(Dataset listings of figures)
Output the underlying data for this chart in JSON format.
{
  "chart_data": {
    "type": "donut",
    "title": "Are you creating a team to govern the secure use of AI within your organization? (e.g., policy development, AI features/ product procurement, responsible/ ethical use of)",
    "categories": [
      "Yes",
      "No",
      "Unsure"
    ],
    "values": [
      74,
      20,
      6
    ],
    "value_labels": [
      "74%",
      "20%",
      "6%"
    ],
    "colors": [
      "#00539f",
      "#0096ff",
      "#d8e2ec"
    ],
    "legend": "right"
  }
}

Task objective — The entries above must be returned in full, exactly as shown.

Result for this task —
Output the underlying data for this chart in JSON format.
{
  "chart_data": {
    "type": "donut",
    "title": "Are you creating a team to govern the secure use of AI within your organization? (e.g., policy development, AI features/ product procurement, responsible/ ethical use of)",
    "categories": [
      "Yes",
      "No",
      "Unsure"
    ],
    "values": [
      74,
      20,
      6
    ],
    "value_labels": [
      "74%",
      "20%",
      "6%"
    ],
    "colors": [
      "#00539f",
      "#0096ff",
      "#d8e2ec"
    ],
    "legend": "right"
  }
}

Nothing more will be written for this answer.